[Dataset items]

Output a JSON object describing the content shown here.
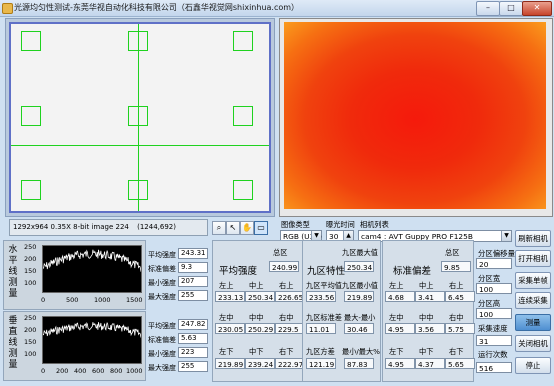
{
  "window": {
    "title": "光源均匀性测试-东莞华视自动化科技有限公司（石鑫华视觉网shixinhua.com）",
    "min_label": "–",
    "max_label": "□",
    "close_label": "✕"
  },
  "image_info": {
    "text": "1292x964 0.35X 8-bit image 224",
    "coords": "(1244,692)"
  },
  "tools": [
    "zoom-icon",
    "pointer-icon",
    "pan-icon",
    "roi-icon"
  ],
  "camera": {
    "image_type_label": "图像类型",
    "image_type_value": "RGB (U32)",
    "exposure_label": "曝光时间",
    "exposure_value": "30",
    "camera_list_label": "相机列表",
    "camera_value": "cam4 : AVT Guppy PRO F125B"
  },
  "horizontal": {
    "label": "水平线测量",
    "yticks": [
      "250",
      "200",
      "150",
      "100"
    ],
    "xticks": [
      "0",
      "500",
      "1000",
      "1500"
    ],
    "stats": [
      {
        "label": "平均强度",
        "value": "243.31"
      },
      {
        "label": "标准偏差",
        "value": "9.3"
      },
      {
        "label": "最小强度",
        "value": "207"
      },
      {
        "label": "最大强度",
        "value": "255"
      }
    ]
  },
  "vertical": {
    "label": "垂直线测量",
    "yticks": [
      "250",
      "200",
      "150",
      "100"
    ],
    "xticks": [
      "0",
      "200",
      "400",
      "600",
      "800",
      "1000"
    ],
    "stats": [
      {
        "label": "平均强度",
        "value": "247.82"
      },
      {
        "label": "标准偏差",
        "value": "5.63"
      },
      {
        "label": "最小强度",
        "value": "223"
      },
      {
        "label": "最大强度",
        "value": "255"
      }
    ]
  },
  "avg_panel": {
    "title": "平均强度",
    "total_label": "总区",
    "total_value": "240.99",
    "top": [
      {
        "label": "左上",
        "value": "233.13"
      },
      {
        "label": "中上",
        "value": "250.34"
      },
      {
        "label": "右上",
        "value": "226.65"
      }
    ],
    "mid": [
      {
        "label": "左中",
        "value": "230.05"
      },
      {
        "label": "中中",
        "value": "250.29"
      },
      {
        "label": "右中",
        "value": "229.5"
      }
    ],
    "bot": [
      {
        "label": "左下",
        "value": "219.89"
      },
      {
        "label": "中下",
        "value": "239.24"
      },
      {
        "label": "右下",
        "value": "222.97"
      }
    ]
  },
  "nine_panel": {
    "title": "九区特性",
    "max_label": "九区最大值",
    "max_value": "250.34",
    "min_label": "九区最小值",
    "min_value": "219.89",
    "avg_label": "九区平均值",
    "avg_value": "233.56",
    "std_label": "九区标准差",
    "std_value": "11.01",
    "range_label": "最大-最小",
    "range_value": "30.46",
    "var_label": "九区方差",
    "var_value": "121.19",
    "ratio_label": "最小/最大%",
    "ratio_value": "87.83"
  },
  "std_panel": {
    "title": "标准偏差",
    "total_label": "总区",
    "total_value": "9.85",
    "top": [
      {
        "label": "左上",
        "value": "4.68"
      },
      {
        "label": "中上",
        "value": "3.41"
      },
      {
        "label": "右上",
        "value": "6.45"
      }
    ],
    "mid": [
      {
        "label": "左中",
        "value": "4.95"
      },
      {
        "label": "中中",
        "value": "3.56"
      },
      {
        "label": "右中",
        "value": "5.75"
      }
    ],
    "bot": [
      {
        "label": "左下",
        "value": "4.95"
      },
      {
        "label": "中下",
        "value": "4.37"
      },
      {
        "label": "右下",
        "value": "5.65"
      }
    ]
  },
  "side": {
    "scale_label": "分区偏移量",
    "scale_value": "20",
    "width_label": "分区宽",
    "width_value": "100",
    "height_label": "分区高",
    "height_value": "100",
    "speed_label": "采集速度",
    "speed_value": "31",
    "count_label": "运行次数",
    "count_value": "516"
  },
  "buttons": {
    "refresh": "刷新相机",
    "open": "打开相机",
    "single": "采集单帧",
    "continuous": "连续采集",
    "measure": "测量",
    "close": "关闭相机",
    "stop": "停止"
  },
  "colors": {
    "measure_active": "#4f8fd1",
    "box_green": "#1fd21f",
    "plot_bg": "#000000",
    "plot_line": "#ffffff"
  }
}
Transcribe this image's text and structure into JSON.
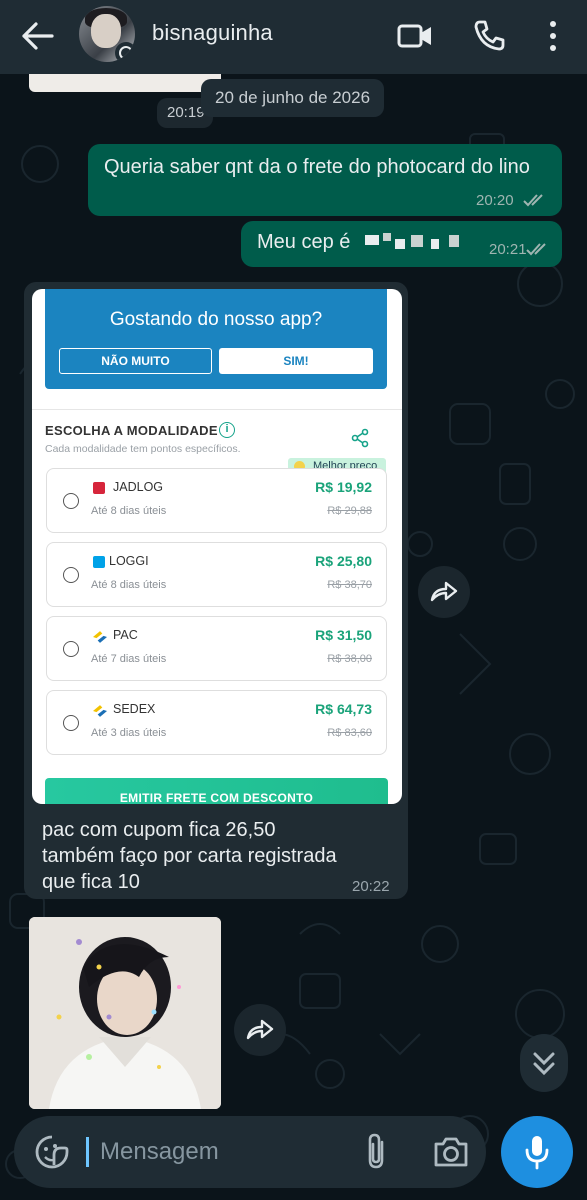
{
  "header": {
    "contact_name": "bisnaguinha",
    "icons": [
      "back-arrow-icon",
      "video-call-icon",
      "voice-call-icon",
      "more-options-icon"
    ]
  },
  "chat": {
    "date_chip": "20 de junho de 2026",
    "top_image_time": "20:19",
    "messages": [
      {
        "direction": "out",
        "text": "Queria saber qnt da o frete do photocard do lino",
        "time": "20:20",
        "status": "read"
      },
      {
        "direction": "out",
        "text": "Meu cep é",
        "time": "20:21",
        "status": "read"
      },
      {
        "direction": "in",
        "text_lines": [
          "pac com cupom fica 26,50",
          "também faço por carta registrada",
          "que fica 10"
        ],
        "time": "20:22"
      }
    ],
    "shipping_screenshot": {
      "banner_title": "Gostando do nosso app?",
      "banner_no": "NÃO MUITO",
      "banner_yes": "SIM!",
      "section_title": "ESCOLHA A MODALIDADE",
      "section_subtitle": "Cada modalidade tem pontos específicos.",
      "best_price_tag": "Melhor preço",
      "options": [
        {
          "carrier": "JADLOG",
          "days": "Até 8 dias úteis",
          "price": "R$ 19,92",
          "old_price": "R$ 29,88",
          "logo_color": "#d6253b"
        },
        {
          "carrier": "LOGGI",
          "days": "Até 8 dias úteis",
          "price": "R$ 25,80",
          "old_price": "R$ 38,70",
          "logo_color": "#00a2e8"
        },
        {
          "carrier": "PAC",
          "days": "Até 7 dias úteis",
          "price": "R$ 31,50",
          "old_price": "R$ 38,00",
          "logo_color": "#f2c200"
        },
        {
          "carrier": "SEDEX",
          "days": "Até 3 dias úteis",
          "price": "R$ 64,73",
          "old_price": "R$ 83,60",
          "logo_color": "#f2c200"
        }
      ],
      "emit_button": "EMITIR FRETE COM DESCONTO"
    }
  },
  "composer": {
    "placeholder": "Mensagem",
    "icons": [
      "sticker-icon",
      "attach-icon",
      "camera-icon",
      "mic-icon"
    ]
  },
  "colors": {
    "background": "#0b141a",
    "header": "#1f2c34",
    "outgoing_bubble": "#005c4b",
    "incoming_bubble": "#202c33",
    "accent_blue": "#1e8fe0",
    "price_green": "#1aa37a"
  }
}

### [WHAT IS EXPECTED]
Pick out lines containing the word "JSON", each one as written.

### [PROBLEM SOLUTION]
Output a JSON object describing the content shown here.
Transcribe this image's text and structure into JSON.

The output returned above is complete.